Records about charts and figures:
= = =

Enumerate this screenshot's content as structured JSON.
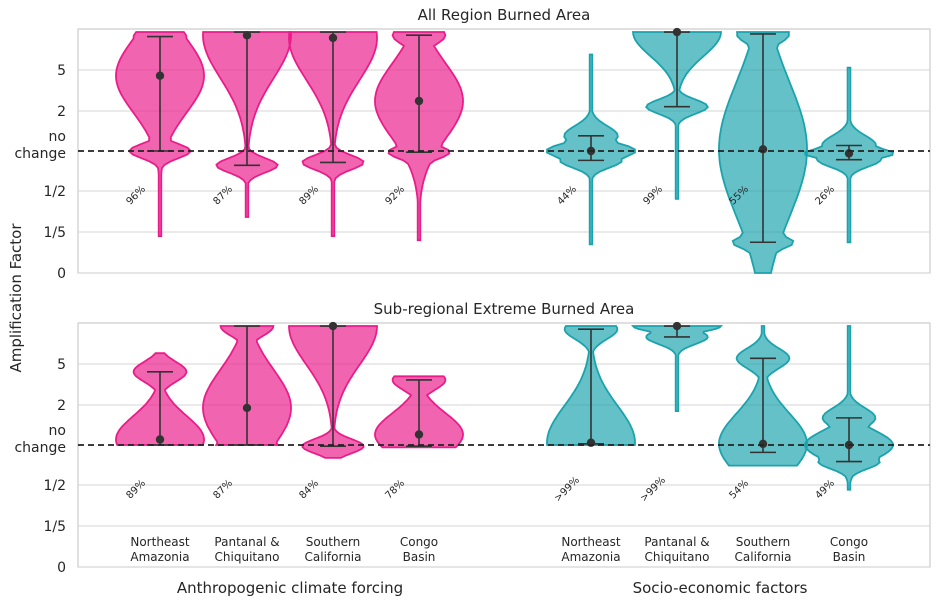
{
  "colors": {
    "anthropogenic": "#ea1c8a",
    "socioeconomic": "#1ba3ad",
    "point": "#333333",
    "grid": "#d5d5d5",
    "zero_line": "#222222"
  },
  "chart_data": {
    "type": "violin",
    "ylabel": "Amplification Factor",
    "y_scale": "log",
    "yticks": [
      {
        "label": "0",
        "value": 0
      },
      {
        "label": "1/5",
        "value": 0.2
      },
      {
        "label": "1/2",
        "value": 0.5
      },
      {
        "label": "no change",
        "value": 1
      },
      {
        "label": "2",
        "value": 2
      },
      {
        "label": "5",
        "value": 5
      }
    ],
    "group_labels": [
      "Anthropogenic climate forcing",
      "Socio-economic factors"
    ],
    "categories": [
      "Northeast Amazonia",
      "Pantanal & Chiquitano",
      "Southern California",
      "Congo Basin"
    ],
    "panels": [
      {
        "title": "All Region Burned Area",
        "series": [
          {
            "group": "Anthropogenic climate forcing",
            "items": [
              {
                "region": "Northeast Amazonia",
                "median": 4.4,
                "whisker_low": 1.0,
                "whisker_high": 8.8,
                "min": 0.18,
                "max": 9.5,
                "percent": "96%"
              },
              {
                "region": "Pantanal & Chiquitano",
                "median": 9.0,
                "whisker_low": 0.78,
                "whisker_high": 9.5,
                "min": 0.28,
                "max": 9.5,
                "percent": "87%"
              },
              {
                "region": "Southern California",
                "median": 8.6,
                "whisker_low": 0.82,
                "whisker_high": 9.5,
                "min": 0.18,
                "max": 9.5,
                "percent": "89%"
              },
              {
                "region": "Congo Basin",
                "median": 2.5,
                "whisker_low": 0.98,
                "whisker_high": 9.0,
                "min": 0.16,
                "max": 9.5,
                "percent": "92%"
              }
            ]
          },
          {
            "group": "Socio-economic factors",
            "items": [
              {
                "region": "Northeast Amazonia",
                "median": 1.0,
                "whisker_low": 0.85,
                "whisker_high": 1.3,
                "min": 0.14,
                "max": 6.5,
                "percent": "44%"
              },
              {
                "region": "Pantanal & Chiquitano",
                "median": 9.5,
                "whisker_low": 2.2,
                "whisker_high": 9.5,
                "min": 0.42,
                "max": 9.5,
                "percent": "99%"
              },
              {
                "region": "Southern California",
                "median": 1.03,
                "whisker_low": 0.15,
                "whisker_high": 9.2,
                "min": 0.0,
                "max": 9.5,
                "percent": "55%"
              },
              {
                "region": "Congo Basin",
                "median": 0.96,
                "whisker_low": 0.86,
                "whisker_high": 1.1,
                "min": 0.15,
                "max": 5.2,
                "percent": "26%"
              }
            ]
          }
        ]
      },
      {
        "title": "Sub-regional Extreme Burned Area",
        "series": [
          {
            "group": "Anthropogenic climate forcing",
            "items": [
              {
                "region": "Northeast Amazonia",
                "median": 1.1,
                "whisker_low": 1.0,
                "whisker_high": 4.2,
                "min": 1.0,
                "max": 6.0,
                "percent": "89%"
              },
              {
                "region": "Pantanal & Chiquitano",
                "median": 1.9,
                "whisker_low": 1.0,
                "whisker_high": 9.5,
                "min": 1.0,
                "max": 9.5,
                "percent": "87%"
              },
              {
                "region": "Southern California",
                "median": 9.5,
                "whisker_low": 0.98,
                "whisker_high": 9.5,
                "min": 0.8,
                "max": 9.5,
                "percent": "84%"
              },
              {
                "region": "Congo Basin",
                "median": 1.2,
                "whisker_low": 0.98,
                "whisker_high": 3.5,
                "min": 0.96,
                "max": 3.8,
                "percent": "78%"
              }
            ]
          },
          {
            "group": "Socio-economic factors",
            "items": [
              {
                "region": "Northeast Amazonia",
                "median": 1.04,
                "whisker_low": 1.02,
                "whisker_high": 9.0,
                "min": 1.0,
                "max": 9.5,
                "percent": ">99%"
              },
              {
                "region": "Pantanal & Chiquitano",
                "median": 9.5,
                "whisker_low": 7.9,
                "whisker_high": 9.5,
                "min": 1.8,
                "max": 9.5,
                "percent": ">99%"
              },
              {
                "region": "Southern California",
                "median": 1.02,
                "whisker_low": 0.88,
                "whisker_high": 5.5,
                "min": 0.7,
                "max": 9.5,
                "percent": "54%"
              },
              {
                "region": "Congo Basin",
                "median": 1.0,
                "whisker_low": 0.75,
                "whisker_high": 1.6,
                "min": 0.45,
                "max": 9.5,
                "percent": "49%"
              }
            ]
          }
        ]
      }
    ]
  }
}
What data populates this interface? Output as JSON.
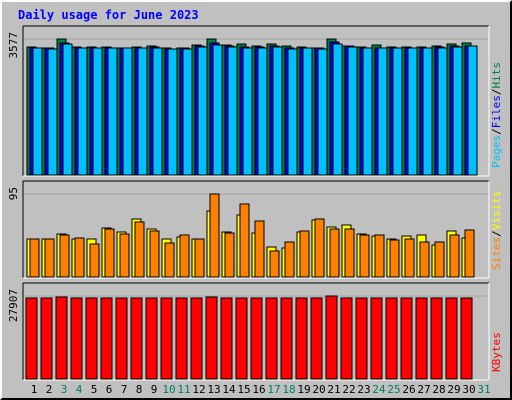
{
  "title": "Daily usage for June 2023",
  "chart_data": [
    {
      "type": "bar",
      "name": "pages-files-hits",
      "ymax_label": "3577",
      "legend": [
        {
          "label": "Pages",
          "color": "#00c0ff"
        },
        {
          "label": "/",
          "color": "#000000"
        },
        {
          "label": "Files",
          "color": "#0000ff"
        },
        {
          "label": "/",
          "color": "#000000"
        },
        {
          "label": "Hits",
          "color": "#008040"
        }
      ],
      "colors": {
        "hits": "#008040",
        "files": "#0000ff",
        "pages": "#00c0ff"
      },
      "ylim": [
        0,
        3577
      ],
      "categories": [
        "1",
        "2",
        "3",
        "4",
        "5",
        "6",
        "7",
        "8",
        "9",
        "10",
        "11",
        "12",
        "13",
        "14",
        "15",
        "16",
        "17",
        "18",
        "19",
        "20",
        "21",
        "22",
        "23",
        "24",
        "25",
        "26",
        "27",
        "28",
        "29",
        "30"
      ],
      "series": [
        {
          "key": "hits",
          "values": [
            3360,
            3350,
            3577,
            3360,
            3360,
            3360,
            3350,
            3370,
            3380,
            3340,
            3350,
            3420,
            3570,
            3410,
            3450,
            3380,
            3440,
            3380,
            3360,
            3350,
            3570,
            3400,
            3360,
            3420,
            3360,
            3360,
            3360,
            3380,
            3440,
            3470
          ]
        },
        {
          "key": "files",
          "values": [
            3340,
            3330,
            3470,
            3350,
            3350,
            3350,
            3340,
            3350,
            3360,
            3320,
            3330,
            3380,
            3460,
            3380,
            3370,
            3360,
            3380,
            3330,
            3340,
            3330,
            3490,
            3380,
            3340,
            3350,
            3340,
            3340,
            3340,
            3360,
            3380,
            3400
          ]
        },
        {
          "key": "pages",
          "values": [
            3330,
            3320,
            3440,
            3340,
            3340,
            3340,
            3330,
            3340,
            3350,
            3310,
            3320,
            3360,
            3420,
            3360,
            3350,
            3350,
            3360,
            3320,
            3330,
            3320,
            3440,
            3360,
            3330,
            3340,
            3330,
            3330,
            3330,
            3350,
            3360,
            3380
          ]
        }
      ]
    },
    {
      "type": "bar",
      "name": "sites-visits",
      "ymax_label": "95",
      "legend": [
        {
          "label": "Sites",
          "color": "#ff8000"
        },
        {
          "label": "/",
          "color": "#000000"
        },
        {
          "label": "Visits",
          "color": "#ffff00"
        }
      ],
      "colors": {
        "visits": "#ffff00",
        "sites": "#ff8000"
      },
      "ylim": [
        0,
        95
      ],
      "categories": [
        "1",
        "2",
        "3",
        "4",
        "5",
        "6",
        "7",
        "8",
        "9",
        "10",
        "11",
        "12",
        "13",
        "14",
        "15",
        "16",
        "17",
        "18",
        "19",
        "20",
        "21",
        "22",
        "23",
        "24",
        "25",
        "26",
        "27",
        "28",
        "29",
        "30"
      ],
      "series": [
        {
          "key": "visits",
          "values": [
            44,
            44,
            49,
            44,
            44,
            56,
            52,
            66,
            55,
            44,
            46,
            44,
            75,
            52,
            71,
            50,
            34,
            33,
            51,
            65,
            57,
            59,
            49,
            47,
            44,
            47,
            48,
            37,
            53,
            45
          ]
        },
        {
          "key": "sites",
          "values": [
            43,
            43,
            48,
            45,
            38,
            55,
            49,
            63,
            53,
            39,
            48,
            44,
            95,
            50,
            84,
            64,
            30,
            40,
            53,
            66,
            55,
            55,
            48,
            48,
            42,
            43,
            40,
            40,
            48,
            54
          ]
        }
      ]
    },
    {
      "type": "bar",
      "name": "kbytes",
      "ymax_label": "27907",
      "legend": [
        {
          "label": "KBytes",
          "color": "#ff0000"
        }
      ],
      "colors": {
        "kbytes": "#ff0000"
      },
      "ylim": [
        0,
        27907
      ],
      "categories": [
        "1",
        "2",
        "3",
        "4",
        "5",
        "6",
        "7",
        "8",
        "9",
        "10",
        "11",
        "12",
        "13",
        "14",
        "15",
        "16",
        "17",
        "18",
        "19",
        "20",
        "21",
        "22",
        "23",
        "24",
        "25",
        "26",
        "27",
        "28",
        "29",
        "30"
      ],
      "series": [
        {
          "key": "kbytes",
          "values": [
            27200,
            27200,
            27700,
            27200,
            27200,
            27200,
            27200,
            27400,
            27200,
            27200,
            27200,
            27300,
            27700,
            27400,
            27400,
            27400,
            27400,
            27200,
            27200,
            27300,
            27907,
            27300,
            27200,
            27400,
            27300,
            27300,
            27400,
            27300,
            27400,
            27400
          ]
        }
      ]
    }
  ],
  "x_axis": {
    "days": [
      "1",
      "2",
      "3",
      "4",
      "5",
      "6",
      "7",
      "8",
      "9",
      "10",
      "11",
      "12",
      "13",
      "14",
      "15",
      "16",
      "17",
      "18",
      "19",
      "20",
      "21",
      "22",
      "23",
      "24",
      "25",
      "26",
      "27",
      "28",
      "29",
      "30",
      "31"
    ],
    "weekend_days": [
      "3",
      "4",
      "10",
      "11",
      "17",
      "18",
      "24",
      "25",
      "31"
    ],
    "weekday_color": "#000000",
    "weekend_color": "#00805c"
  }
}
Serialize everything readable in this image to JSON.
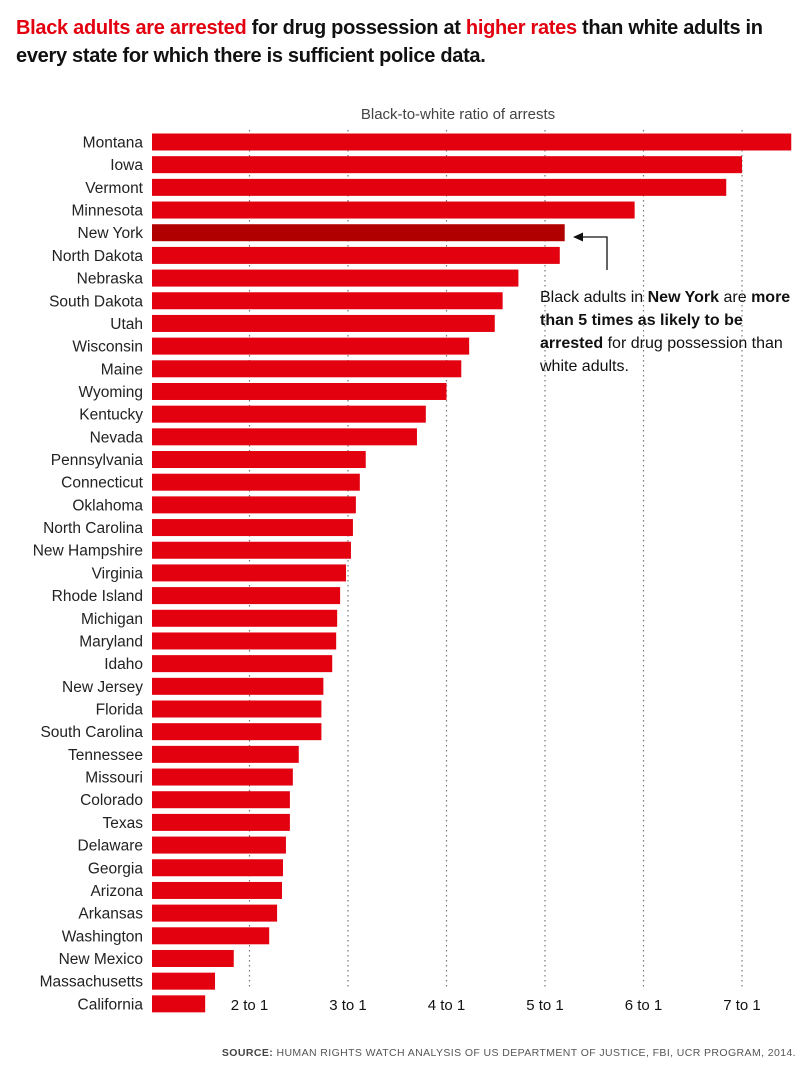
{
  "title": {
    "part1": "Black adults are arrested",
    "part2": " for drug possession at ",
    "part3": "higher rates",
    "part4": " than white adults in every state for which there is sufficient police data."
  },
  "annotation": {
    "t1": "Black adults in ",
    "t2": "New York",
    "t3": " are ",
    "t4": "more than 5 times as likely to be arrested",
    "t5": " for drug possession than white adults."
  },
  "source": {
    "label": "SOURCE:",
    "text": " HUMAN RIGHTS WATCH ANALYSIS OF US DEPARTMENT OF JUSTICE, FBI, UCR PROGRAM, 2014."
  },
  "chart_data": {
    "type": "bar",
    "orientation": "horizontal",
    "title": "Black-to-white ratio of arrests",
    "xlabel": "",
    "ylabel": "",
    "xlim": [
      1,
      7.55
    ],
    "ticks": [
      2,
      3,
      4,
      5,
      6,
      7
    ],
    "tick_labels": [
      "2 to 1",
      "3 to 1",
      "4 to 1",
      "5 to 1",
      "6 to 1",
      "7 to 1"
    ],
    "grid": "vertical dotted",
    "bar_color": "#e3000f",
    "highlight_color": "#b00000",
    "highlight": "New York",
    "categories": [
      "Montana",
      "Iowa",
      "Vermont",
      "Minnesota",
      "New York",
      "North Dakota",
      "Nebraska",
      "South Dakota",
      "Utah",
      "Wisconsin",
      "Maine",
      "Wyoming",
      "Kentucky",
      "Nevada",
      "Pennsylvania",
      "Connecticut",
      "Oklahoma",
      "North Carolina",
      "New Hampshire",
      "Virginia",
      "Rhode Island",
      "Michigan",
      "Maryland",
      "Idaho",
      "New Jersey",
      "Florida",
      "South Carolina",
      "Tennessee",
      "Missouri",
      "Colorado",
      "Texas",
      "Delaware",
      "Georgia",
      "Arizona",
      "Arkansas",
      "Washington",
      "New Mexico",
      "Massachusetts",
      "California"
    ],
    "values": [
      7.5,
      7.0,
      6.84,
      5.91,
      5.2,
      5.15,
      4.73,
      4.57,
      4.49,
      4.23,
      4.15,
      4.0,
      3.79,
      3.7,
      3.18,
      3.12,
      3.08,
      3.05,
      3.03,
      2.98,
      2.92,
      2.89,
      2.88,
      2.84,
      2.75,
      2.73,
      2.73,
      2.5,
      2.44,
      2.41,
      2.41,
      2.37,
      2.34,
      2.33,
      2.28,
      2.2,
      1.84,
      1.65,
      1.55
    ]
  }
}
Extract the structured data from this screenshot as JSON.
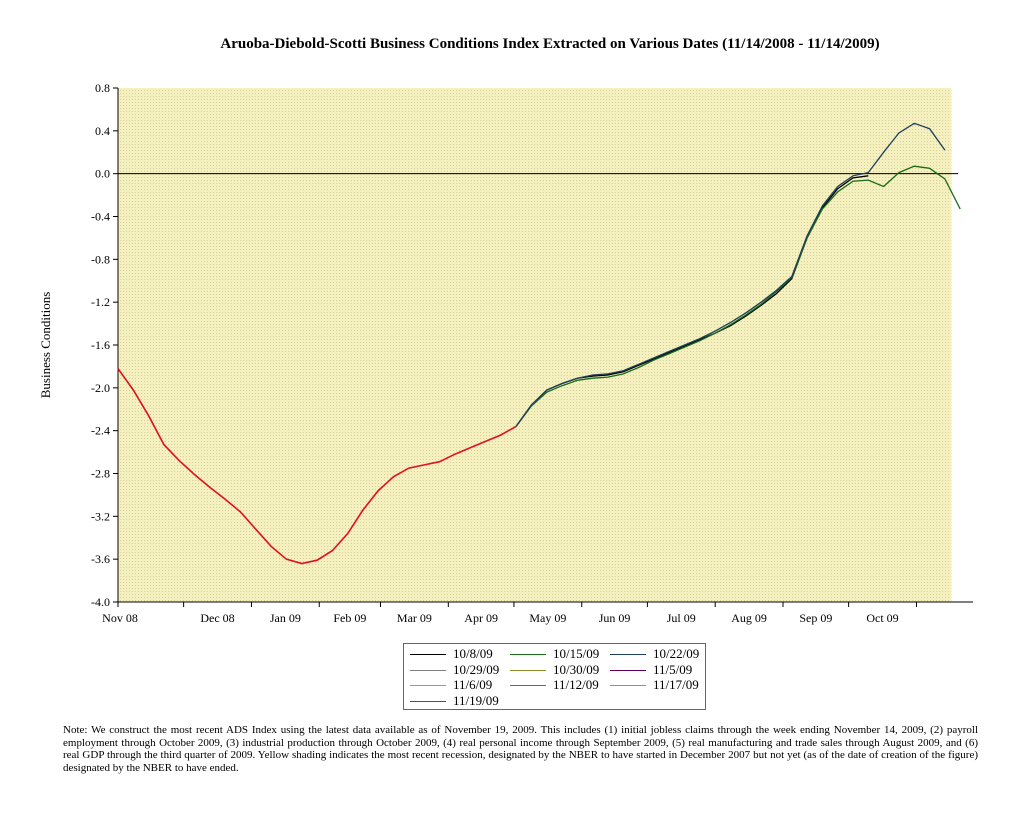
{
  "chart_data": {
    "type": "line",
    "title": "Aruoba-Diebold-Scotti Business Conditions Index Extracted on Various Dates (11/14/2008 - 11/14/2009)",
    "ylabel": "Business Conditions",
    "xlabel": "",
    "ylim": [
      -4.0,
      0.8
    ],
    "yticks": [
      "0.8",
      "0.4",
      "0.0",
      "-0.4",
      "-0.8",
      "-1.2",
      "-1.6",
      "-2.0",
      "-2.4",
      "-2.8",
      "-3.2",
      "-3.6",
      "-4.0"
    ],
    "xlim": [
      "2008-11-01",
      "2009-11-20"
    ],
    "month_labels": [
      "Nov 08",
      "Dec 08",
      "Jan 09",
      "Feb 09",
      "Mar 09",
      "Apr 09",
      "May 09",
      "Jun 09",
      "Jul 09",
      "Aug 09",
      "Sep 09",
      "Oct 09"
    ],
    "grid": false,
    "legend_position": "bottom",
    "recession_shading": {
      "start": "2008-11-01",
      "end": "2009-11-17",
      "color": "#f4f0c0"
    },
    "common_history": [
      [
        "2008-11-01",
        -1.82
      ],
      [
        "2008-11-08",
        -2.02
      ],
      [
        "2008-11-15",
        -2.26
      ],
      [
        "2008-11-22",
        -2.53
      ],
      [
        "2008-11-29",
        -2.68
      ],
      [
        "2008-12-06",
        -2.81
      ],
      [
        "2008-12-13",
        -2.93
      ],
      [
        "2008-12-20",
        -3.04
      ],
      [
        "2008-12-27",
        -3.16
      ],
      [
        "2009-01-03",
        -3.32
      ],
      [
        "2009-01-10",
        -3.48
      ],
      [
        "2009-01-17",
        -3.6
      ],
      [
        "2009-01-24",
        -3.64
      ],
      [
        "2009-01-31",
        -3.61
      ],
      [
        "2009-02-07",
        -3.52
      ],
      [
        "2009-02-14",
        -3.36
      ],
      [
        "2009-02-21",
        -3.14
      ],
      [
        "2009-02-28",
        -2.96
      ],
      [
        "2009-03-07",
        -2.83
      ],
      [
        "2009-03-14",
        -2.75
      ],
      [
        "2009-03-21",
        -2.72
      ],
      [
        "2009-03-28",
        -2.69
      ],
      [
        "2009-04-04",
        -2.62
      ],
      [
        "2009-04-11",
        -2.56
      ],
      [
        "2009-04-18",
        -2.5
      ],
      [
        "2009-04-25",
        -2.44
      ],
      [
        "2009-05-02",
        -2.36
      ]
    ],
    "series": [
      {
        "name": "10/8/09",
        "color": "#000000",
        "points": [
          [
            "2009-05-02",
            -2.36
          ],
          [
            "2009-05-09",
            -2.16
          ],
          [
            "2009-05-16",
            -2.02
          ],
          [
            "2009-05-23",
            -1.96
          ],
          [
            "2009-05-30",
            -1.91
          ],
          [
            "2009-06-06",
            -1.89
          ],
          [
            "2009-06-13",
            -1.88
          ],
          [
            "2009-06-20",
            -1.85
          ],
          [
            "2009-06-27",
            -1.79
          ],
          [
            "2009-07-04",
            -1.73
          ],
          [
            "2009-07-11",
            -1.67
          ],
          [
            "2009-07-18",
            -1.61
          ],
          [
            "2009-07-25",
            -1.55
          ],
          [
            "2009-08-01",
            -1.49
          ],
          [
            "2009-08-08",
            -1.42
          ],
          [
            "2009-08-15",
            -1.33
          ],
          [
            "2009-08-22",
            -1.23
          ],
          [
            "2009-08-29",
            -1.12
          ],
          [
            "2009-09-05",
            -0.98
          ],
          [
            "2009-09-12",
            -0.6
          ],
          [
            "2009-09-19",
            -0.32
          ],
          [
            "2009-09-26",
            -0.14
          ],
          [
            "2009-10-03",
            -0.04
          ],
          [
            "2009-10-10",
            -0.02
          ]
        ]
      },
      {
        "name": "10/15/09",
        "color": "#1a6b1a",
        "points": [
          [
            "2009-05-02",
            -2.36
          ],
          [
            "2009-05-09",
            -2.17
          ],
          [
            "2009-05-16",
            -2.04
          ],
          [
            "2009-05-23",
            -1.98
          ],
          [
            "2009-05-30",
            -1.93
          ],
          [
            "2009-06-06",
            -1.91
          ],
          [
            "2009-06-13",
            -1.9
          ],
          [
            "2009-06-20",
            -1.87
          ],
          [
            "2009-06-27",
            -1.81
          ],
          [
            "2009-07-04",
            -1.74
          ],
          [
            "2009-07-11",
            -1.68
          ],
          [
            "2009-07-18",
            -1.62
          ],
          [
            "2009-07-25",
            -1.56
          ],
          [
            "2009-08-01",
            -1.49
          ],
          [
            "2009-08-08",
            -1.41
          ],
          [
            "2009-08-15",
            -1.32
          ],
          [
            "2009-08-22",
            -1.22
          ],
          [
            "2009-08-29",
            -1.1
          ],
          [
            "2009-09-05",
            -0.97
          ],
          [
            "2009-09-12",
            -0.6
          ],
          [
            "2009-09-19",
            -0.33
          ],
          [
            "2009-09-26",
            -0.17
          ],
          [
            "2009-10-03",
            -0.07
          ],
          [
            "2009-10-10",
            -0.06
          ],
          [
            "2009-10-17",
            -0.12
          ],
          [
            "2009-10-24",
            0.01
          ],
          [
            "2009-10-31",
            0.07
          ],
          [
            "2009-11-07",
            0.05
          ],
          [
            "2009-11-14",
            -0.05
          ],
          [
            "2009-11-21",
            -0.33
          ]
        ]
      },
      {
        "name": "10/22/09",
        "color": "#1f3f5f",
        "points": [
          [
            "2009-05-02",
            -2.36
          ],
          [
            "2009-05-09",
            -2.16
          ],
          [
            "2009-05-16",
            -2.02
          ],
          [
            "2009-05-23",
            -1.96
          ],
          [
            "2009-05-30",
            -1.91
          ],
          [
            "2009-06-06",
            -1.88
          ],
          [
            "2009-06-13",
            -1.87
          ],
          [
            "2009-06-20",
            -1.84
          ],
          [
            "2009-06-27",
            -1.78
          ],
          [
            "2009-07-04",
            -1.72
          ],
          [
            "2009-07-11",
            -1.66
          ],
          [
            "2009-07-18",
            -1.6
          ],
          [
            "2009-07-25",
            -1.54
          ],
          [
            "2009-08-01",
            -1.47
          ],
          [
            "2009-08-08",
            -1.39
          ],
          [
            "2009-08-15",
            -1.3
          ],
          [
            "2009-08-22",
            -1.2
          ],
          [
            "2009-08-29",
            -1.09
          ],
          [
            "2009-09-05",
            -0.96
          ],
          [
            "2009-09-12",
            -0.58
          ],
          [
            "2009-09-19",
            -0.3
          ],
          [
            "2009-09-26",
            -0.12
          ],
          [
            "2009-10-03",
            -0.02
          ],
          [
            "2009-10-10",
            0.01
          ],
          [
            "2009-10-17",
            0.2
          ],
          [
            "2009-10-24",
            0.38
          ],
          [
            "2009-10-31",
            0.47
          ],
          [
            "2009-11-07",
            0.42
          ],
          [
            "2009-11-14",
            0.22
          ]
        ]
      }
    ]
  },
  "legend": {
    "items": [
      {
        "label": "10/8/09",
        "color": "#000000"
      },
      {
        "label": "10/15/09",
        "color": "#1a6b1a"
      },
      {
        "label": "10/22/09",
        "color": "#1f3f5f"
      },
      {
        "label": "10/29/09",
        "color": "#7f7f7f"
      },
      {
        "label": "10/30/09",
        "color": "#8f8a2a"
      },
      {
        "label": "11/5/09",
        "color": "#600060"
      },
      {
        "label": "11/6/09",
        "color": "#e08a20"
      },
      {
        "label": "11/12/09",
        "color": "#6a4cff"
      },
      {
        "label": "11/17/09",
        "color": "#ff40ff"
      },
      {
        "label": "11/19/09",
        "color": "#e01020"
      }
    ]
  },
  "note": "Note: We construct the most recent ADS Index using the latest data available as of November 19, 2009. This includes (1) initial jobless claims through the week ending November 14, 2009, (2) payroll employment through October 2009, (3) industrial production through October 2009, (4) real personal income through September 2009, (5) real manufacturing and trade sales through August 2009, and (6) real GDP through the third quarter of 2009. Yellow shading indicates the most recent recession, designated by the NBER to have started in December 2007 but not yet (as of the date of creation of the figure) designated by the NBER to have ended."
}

= = =

# Challenge:
Tally the lines in the listing that hold "JSON" and report the number alone.

# Solution for this exercise:
4